→ Stated problem
Check each line of the records for "ZAIKO"; collect those that have it.

→ Records for this exercise
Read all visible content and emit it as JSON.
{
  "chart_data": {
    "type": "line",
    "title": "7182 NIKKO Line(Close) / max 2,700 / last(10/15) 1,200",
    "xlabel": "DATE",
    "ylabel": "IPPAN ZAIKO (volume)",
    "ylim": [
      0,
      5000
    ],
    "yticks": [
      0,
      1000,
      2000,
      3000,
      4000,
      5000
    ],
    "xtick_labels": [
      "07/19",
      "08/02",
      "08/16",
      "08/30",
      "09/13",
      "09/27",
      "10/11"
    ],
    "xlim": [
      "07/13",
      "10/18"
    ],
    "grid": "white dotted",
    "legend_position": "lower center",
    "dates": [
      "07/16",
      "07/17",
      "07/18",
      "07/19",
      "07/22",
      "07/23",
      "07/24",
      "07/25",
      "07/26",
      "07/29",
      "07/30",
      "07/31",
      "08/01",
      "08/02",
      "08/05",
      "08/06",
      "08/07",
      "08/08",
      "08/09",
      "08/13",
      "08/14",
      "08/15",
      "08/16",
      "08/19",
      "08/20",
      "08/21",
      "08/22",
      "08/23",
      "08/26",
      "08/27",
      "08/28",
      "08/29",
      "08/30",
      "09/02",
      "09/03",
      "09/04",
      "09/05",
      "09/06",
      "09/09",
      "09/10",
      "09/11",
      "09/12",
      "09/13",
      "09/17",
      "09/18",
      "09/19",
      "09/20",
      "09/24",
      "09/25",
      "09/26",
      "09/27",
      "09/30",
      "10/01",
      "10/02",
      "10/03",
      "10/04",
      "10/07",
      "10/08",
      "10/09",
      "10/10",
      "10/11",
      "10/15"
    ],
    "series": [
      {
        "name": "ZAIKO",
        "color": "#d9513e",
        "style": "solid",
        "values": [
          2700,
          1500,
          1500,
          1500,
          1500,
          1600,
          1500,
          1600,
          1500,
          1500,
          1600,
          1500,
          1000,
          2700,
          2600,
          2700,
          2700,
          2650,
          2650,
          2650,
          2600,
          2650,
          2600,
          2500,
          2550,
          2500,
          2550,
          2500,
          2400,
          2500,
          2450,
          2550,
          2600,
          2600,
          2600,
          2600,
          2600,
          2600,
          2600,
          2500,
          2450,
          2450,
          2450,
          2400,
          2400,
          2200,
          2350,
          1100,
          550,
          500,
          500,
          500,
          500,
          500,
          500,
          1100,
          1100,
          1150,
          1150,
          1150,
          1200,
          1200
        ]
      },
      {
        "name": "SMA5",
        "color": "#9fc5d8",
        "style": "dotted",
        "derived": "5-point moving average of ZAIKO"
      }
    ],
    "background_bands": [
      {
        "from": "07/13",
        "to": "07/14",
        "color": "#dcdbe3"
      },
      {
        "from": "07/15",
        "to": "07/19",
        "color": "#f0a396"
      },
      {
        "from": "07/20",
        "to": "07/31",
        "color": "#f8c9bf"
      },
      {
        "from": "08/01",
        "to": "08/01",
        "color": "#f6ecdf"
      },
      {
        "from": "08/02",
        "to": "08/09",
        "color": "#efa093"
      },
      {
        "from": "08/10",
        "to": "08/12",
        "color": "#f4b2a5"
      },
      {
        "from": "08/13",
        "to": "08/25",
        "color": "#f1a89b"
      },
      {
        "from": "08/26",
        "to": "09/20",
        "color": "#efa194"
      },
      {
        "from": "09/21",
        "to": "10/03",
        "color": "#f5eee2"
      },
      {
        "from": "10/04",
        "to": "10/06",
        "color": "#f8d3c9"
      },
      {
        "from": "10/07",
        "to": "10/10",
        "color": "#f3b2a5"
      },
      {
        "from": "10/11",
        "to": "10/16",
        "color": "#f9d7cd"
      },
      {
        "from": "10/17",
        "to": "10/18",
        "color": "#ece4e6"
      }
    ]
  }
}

→ Task result
    "ylabel": "IPPAN ZAIKO (volume)",
        "name": "ZAIKO",
        "derived": "5-point moving average of ZAIKO"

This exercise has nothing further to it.